• EXERCISE BRIEF
Of the lines in these entries, how many contain the string "lingvæ"? Give the number and nothing else.

+++

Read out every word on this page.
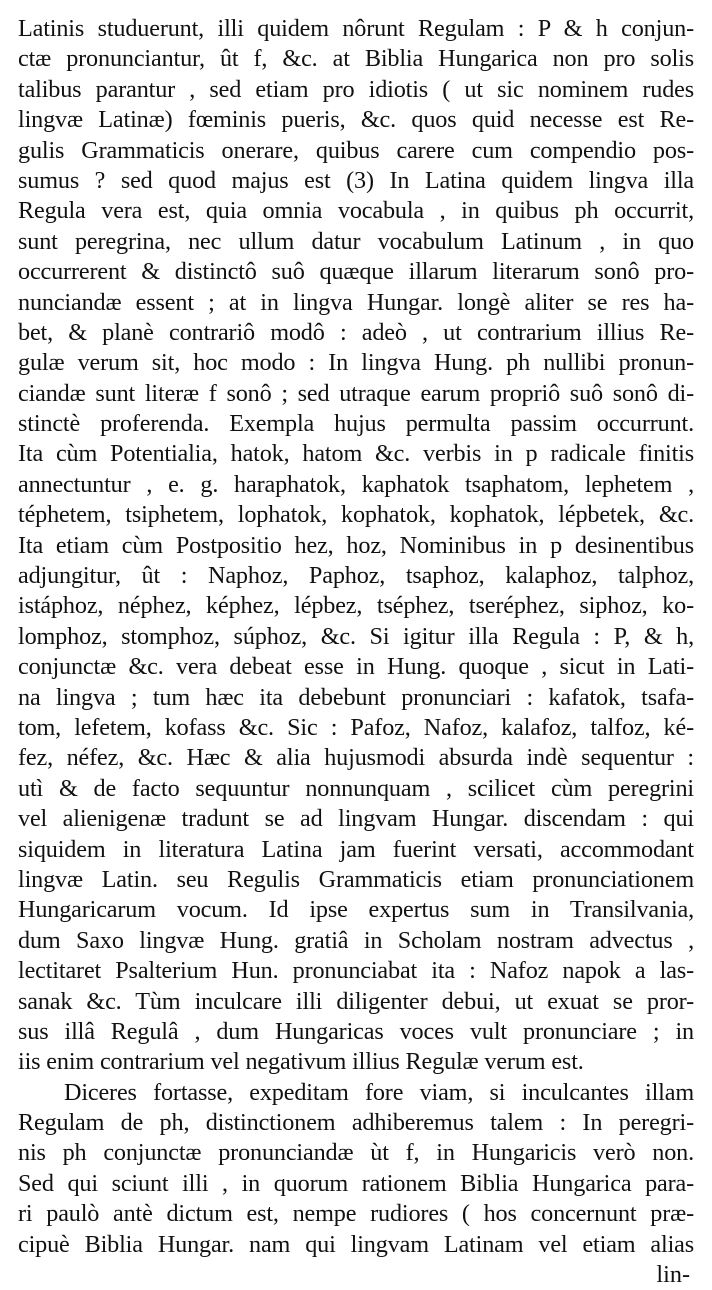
Latinis studuerunt, illi quidem nôrunt Regulam : P & h conjun-
ctæ pronunciantur, ût f, &c. at Biblia Hungarica non pro solis
talibus parantur , sed etiam pro idiotis ( ut sic nominem rudes
lingvæ Latinæ) fœminis pueris, &c. quos quid necesse est Re-
gulis Grammaticis onerare, quibus carere cum compendio pos-
sumus ? sed quod majus est (3) In Latina quidem lingva illa
Regula vera est, quia omnia vocabula , in quibus ph occurrit,
sunt peregrina, nec ullum datur vocabulum Latinum , in quo
occurrerent & distinctô suô quæque illarum literarum sonô pro-
nunciandæ essent ; at in lingva Hungar. longè aliter se res ha-
bet, & planè contrariô modô : adeò , ut contrarium illius Re-
gulæ verum sit, hoc modo : In lingva Hung. ph nullibi pronun-
ciandæ sunt literæ f sonô ; sed utraque earum propriô suô sonô di-
stinctè proferenda. Exempla hujus permulta passim occurrunt.
Ita cùm Potentialia, hatok, hatom &c. verbis in p radicale finitis
annectuntur , e. g. haraphatok, kaphatok tsaphatom, lephetem ,
téphetem, tsiphetem, lophatok, kophatok, kophatok, lépbetek, &c.
Ita etiam cùm Postpositio hez, hoz, Nominibus in p desinentibus
adjungitur, ût : Naphoz, Paphoz, tsaphoz, kalaphoz, talphoz,
istáphoz, néphez, képhez, lépbez, tséphez, tseréphez, siphoz, ko-
lomphoz, stomphoz, súphoz, &c. Si igitur illa Regula : P, & h,
conjunctæ &c. vera debeat esse in Hung. quoque , sicut in Lati-
na lingva ; tum hæc ita debebunt pronunciari : kafatok, tsafa-
tom, lefetem, kofass &c. Sic : Pafoz, Nafoz, kalafoz, talfoz, ké-
fez, néfez, &c. Hæc & alia hujusmodi absurda indè sequentur :
utì & de facto sequuntur nonnunquam , scilicet cùm peregrini
vel alienigenæ tradunt se ad lingvam Hungar. discendam : qui
siquidem in literatura Latina jam fuerint versati, accommodant
lingvæ Latin. seu Regulis Grammaticis etiam pronunciationem
Hungaricarum vocum. Id ipse expertus sum in Transilvania,
dum Saxo lingvæ Hung. gratiâ in Scholam nostram advectus ,
lectitaret Psalterium Hun. pronunciabat ita : Nafoz napok a las-
sanak &c. Tùm inculcare illi diligenter debui, ut exuat se pror-
sus illâ Regulâ , dum Hungaricas voces vult pronunciare ; in
iis enim contrarium vel negativum illius Regulæ verum est.
Diceres fortasse, expeditam fore viam, si inculcantes illam
Regulam de ph, distinctionem adhiberemus talem : In peregri-
nis ph conjunctæ pronunciandæ ùt f, in Hungaricis verò non.
Sed qui sciunt illi , in quorum rationem Biblia Hungarica para-
ri paulò antè dictum est, nempe rudiores ( hos concernunt præ-
cipuè Biblia Hungar. nam qui lingvam Latinam vel etiam alias
lin-
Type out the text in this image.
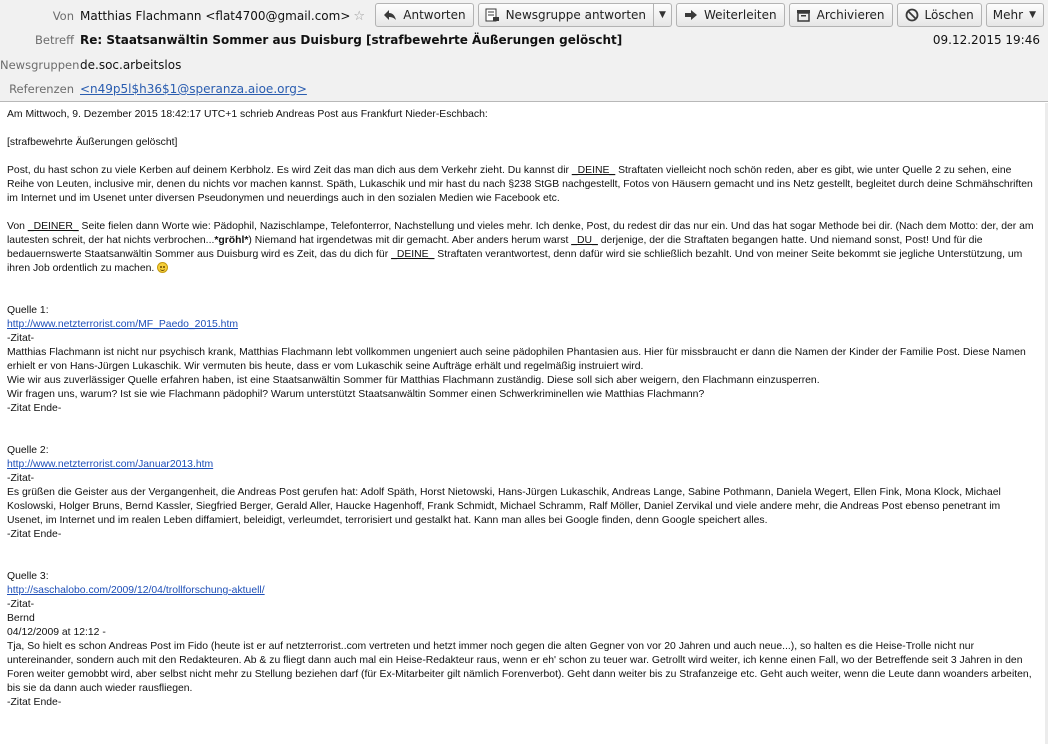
Von Matthias Flachmann <flat4700@gmail.com> ☆	Antworten	Newsgruppe antworten ▼	Weiterleiten	Archivieren	Löschen Mehr ▼
Betreff Re: Staatsanwältin Sommer aus Duisburg [strafbewehrte Äußerungen gelöscht]	09.12.2015 19:46
Newsgruppen de.soc.arbeitslos
Referenzen <n49p5l$h36$1@speranza.aioe.org>
Am Mittwoch, 9. Dezember 2015 18:42:17 UTC+1 schrieb Andreas Post aus Frankfurt Nieder-Eschbach:
[strafbewehrte Äußerungen gelöscht]
Post, du hast schon zu viele Kerben auf deinem Kerbholz. Es wird Zeit das man dich aus dem Verkehr zieht. Du kannst dir _DEINE_ Straftaten vielleicht noch schön reden, aber es gibt, wie unter Quelle 2 zu sehen, eine Reihe von Leuten, inclusive mir, denen du nichts vor machen kannst. Späth, Lukaschik und mir hast du nach §238 StGB nachgestellt, Fotos von Häusern gemacht und ins Netz gestellt, begleitet durch deine Schmähschriften im Internet und im Usenet unter diversen Pseudonymen und neuerdings auch in den sozialen Medien wie Facebook etc.
Von _DEINER_ Seite fielen dann Worte wie: Pädophil, Nazischlampe, Telefonterror, Nachstellung und vieles mehr. Ich denke, Post, du redest dir das nur ein. Und das hat sogar Methode bei dir. (Nach dem Motto: der, der am lautesten schreit, der hat nichts verbrochen...*gröhl*) Niemand hat irgendetwas mit dir gemacht. Aber anders herum warst _DU_ derjenige, der die Straftaten begangen hatte. Und niemand sonst, Post! Und für die bedauernswerte Staatsanwältin Sommer aus Duisburg wird es Zeit, das du dich für _DEINE_ Straftaten verantwortest, denn dafür wird sie schließlich bezahlt. Und von meiner Seite bekommt sie jegliche Unterstützung, um ihren Job ordentlich zu machen.
Quelle 1:
http://www.netzterrorist.com/MF_Paedo_2015.htm
-Zitat-
Matthias Flachmann ist nicht nur psychisch krank, Matthias Flachmann lebt vollkommen ungeniert auch seine pädophilen Phantasien aus. Hier für missbraucht er dann die Namen der Kinder der Familie Post. Diese Namen erhielt er von Hans-Jürgen Lukaschik. Wir vermuten bis heute, dass er vom Lukaschik seine Aufträge erhält und regelmäßig instruiert wird.
Wie wir aus zuverlässiger Quelle erfahren haben, ist eine Staatsanwältin Sommer für Matthias Flachmann zuständig. Diese soll sich aber weigern, den Flachmann einzusperren.
Wir fragen uns, warum? Ist sie wie Flachmann pädophil? Warum unterstützt Staatsanwältin Sommer einen Schwerkriminellen wie Matthias Flachmann?
-Zitat Ende-
Quelle 2:
http://www.netzterrorist.com/Januar2013.htm
-Zitat-
Es grüßen die Geister aus der Vergangenheit, die Andreas Post gerufen hat: Adolf Späth, Horst Nietowski, Hans-Jürgen Lukaschik, Andreas Lange, Sabine Pothmann, Daniela Wegert, Ellen Fink, Mona Klock, Michael Koslowski, Holger Bruns, Bernd Kassler, Siegfried Berger, Gerald Aller, Haucke Hagenhoff, Frank Schmidt, Michael Schramm, Ralf Möller, Daniel Zervikal und viele andere mehr, die Andreas Post ebenso penetrant im Usenet, im Internet und im realen Leben diffamiert, beleidigt, verleumdet, terrorisiert und gestalkt hat. Kann man alles bei Google finden, denn Google speichert alles.
-Zitat Ende-
Quelle 3:
http://saschalobo.com/2009/12/04/trollforschung-aktuell/
-Zitat-
Bernd
04/12/2009 at 12:12 -
Tja, So hielt es schon Andreas Post im Fido (heute ist er auf netzterrorist..com vertreten und hetzt immer noch gegen die alten Gegner von vor 20 Jahren und auch neue...), so halten es die Heise-Trolle nicht nur untereinander, sondern auch mit den Redakteuren. Ab & zu fliegt dann auch mal ein Heise-Redakteur raus, wenn er eh' schon zu teuer war. Getrollt wird weiter, ich kenne einen Fall, wo der Betreffende seit 3 Jahren in den Foren weiter gemobbt wird, aber selbst nicht mehr zu Stellung beziehen darf (für Ex-Mitarbeiter gilt nämlich Forenverbot). Geht dann weiter bis zu Strafanzeige etc. Geht auch weiter, wenn die Leute dann woanders arbeiten, bis sie da dann auch wieder rausfliegen.
-Zitat Ende-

+++

• RESULT
3